● Exercise directions:
Please transcribe the data that follows without the pictures, keeping every word the same.

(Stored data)
════════
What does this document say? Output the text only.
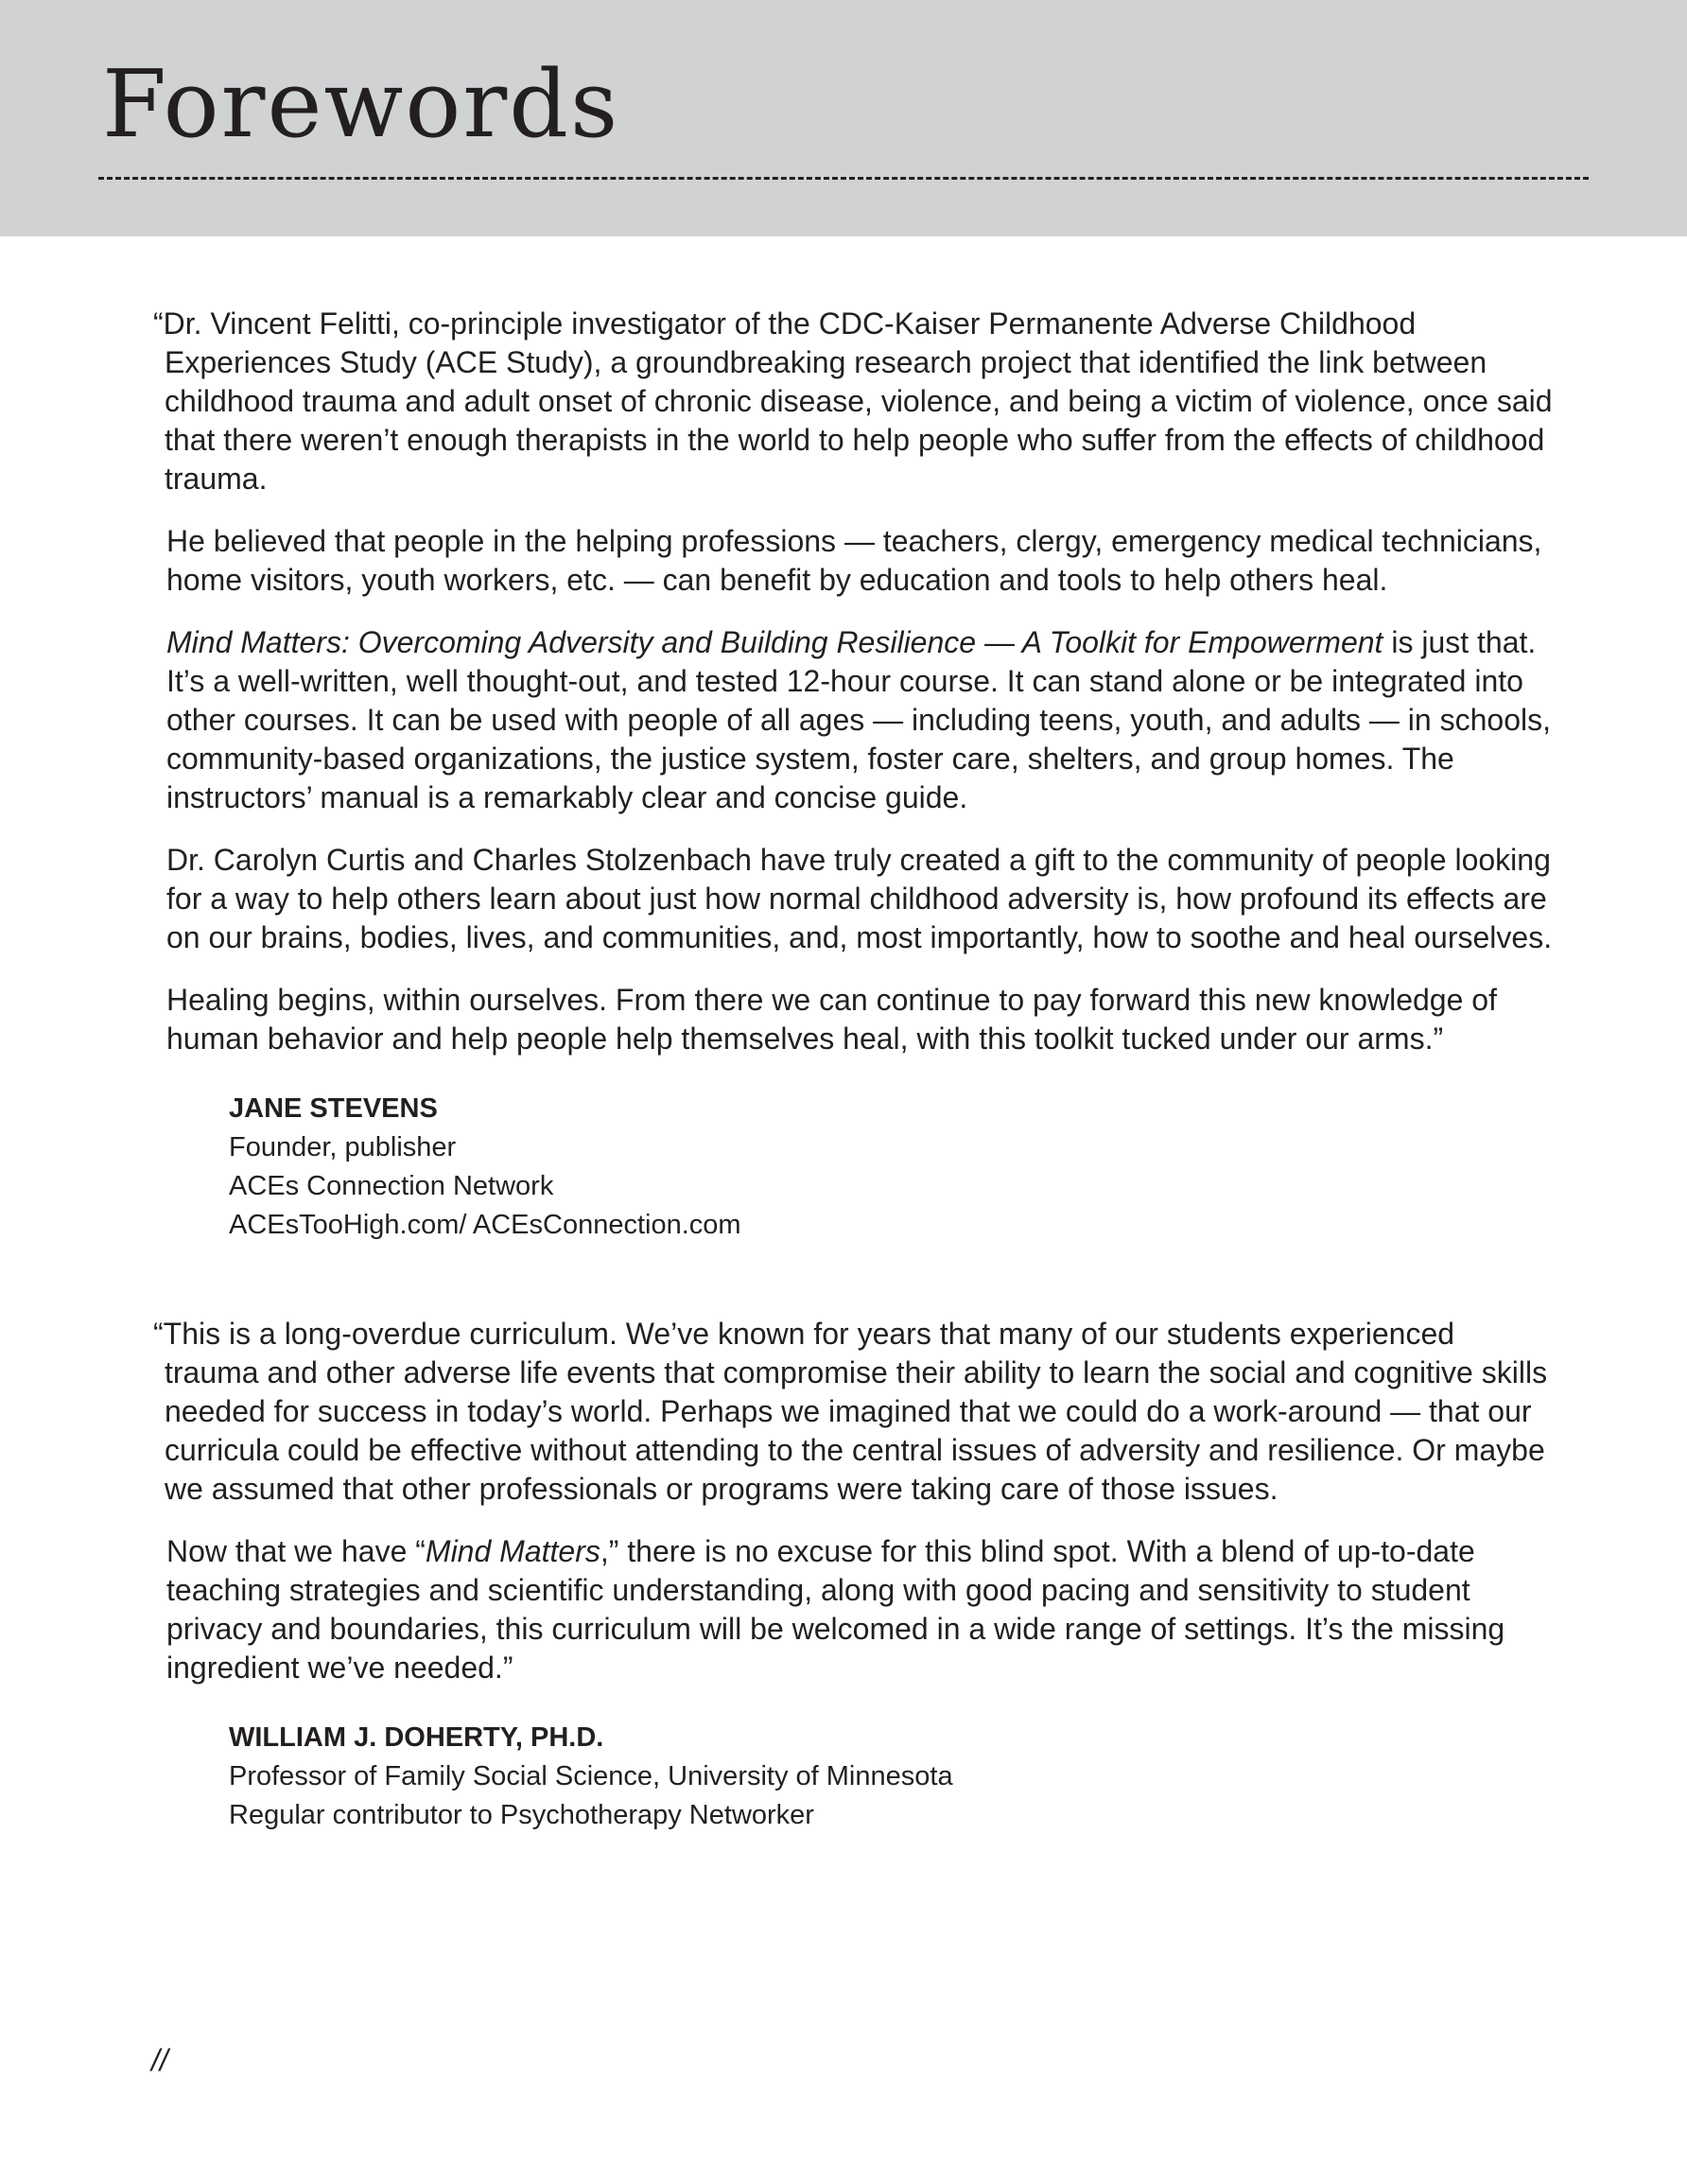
Forewords

“Dr. Vincent Felitti, co-principle investigator of the CDC-Kaiser Permanente Adverse Childhood Experiences Study (ACE Study), a groundbreaking research project that identified the link between childhood trauma and adult onset of chronic disease, violence, and being a victim of violence, once said that there weren’t enough therapists in the world to help people who suffer from the effects of childhood trauma.

He believed that people in the helping professions — teachers, clergy, emergency medical technicians, home visitors, youth workers, etc. — can benefit by education and tools to help others heal.

Mind Matters: Overcoming Adversity and Building Resilience — A Toolkit for Empowerment is just that. It’s a well-written, well thought-out, and tested 12-hour course. It can stand alone or be integrated into other courses. It can be used with people of all ages — including teens, youth, and adults — in schools, community-based organizations, the justice system, foster care, shelters, and group homes. The instructors’ manual is a remarkably clear and concise guide.

Dr. Carolyn Curtis and Charles Stolzenbach have truly created a gift to the community of people looking for a way to help others learn about just how normal childhood adversity is, how profound its effects are on our brains, bodies, lives, and communities, and, most importantly, how to soothe and heal ourselves.

Healing begins, within ourselves. From there we can continue to pay forward this new knowledge of human behavior and help people help themselves heal, with this toolkit tucked under our arms.”

JANE STEVENS

Founder, publisher

ACEs Connection Network

ACEsTooHigh.com/ ACEsConnection.com

“This is a long-overdue curriculum. We’ve known for years that many of our students experienced trauma and other adverse life events that compromise their ability to learn the social and cognitive skills needed for success in today’s world. Perhaps we imagined that we could do a work-around — that our curricula could be effective without attending to the central issues of adversity and resilience. Or maybe we assumed that other professionals or programs were taking care of those issues.

Now that we have “Mind Matters,” there is no excuse for this blind spot. With a blend of up-to-date teaching strategies and scientific understanding, along with good pacing and sensitivity to student privacy and boundaries, this curriculum will be welcomed in a wide range of settings. It’s the missing ingredient we’ve needed.”

WILLIAM J. DOHERTY, PH.D.

Professor of Family Social Science, University of Minnesota

Regular contributor to Psychotherapy Networker

//
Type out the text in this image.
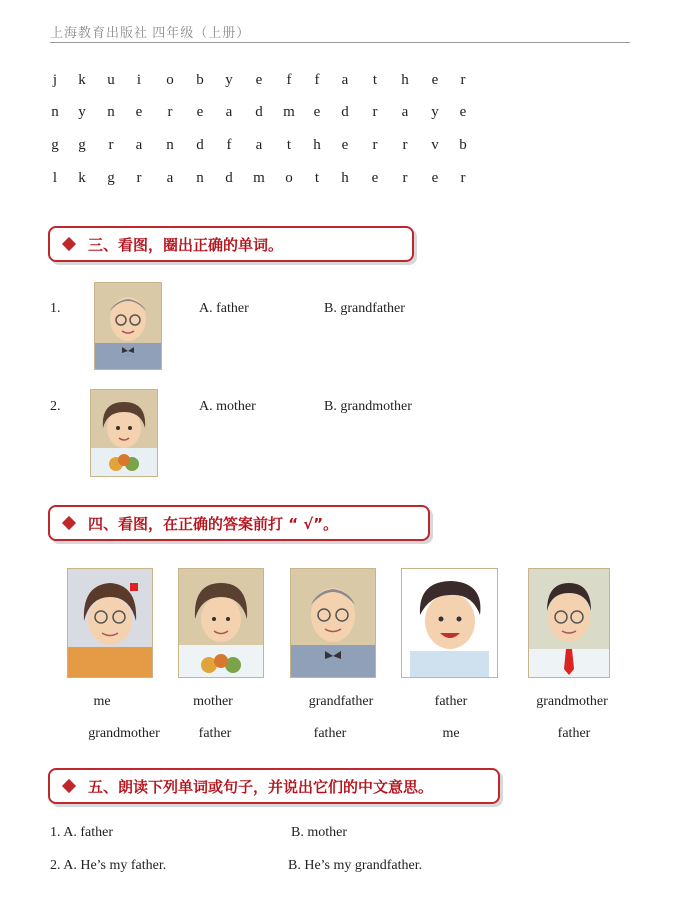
上海教育出版社 四年级（上册）
j	k u	i	o b y e	f	f	a	t	h e	r
n y n e	r	e a d m e d	r	a y e
g g	r	a n d	f	a	t	h e	r	r	v b
l	k g	r	a n d m o	t	h e	r	e	r
三、看图，圈出正确的单词。
1.	A. father	B. grandfather
2.	A. mother	B. grandmother
四、看图，在正确的答案前打 “ √”。
me	mother	grandfather	father	grandmother
grandmother	father	father	me	father
五、朗读下列单词或句子，并说出它们的中文意思。
1. A. father	B. mother
2. A. He’s my father.	B. He’s my grandfather.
════════
● Completed task:
What does this document say? Output the text only.
Forewords

“Dr. Vincent Felitti, co-principle investigator of the CDC-Kaiser Permanente Adverse Childhood Experiences Study (ACE Study), a groundbreaking research project that identified the link between childhood trauma and adult onset of chronic disease, violence, and being a victim of violence, once said that there weren’t enough therapists in the world to help people who suffer from the effects of childhood trauma.

He believed that people in the helping professions — teachers, clergy, emergency medical technicians, home visitors, youth workers, etc. — can benefit by education and tools to help others heal.

Mind Matters: Overcoming Adversity and Building Resilience — A Toolkit for Empowerment is just that. It’s a well-written, well thought-out, and tested 12-hour course. It can stand alone or be integrated into other courses. It can be used with people of all ages — including teens, youth, and adults — in schools, community-based organizations, the justice system, foster care, shelters, and group homes. The instructors’ manual is a remarkably clear and concise guide.

Dr. Carolyn Curtis and Charles Stolzenbach have truly created a gift to the community of people looking for a way to help others learn about just how normal childhood adversity is, how profound its effects are on our brains, bodies, lives, and communities, and, most importantly, how to soothe and heal ourselves.

Healing begins, within ourselves. From there we can continue to pay forward this new knowledge of human behavior and help people help themselves heal, with this toolkit tucked under our arms.”

JANE STEVENS

Founder, publisher

ACEs Connection Network

ACEsTooHigh.com/ ACEsConnection.com

“This is a long-overdue curriculum. We’ve known for years that many of our students experienced trauma and other adverse life events that compromise their ability to learn the social and cognitive skills needed for success in today’s world. Perhaps we imagined that we could do a work-around — that our curricula could be effective without attending to the central issues of adversity and resilience. Or maybe we assumed that other professionals or programs were taking care of those issues.

Now that we have “Mind Matters,” there is no excuse for this blind spot. With a blend of up-to-date teaching strategies and scientific understanding, along with good pacing and sensitivity to student privacy and boundaries, this curriculum will be welcomed in a wide range of settings. It’s the missing ingredient we’ve needed.”

WILLIAM J. DOHERTY, PH.D.

Professor of Family Social Science, University of Minnesota

Regular contributor to Psychotherapy Networker

//
Type out the text in this image.
上海教育出版社 四年级（上册）
j	k u	i	o b y e	f	f	a	t	h e	r
n y n e	r	e a d m e d	r	a y e
g g	r	a n d	f	a	t	h e	r	r	v b
l	k g	r	a n d m o	t	h e	r	e	r
三、看图，圈出正确的单词。
1.	A. father	B. grandfather
2.	A. mother	B. grandmother
四、看图，在正确的答案前打 “ √”。
me	mother	grandfather	father	grandmother
grandmother	father	father	me	father
五、朗读下列单词或句子，并说出它们的中文意思。
1. A. father	B. mother
2. A. He’s my father.	B. He’s my grandfather.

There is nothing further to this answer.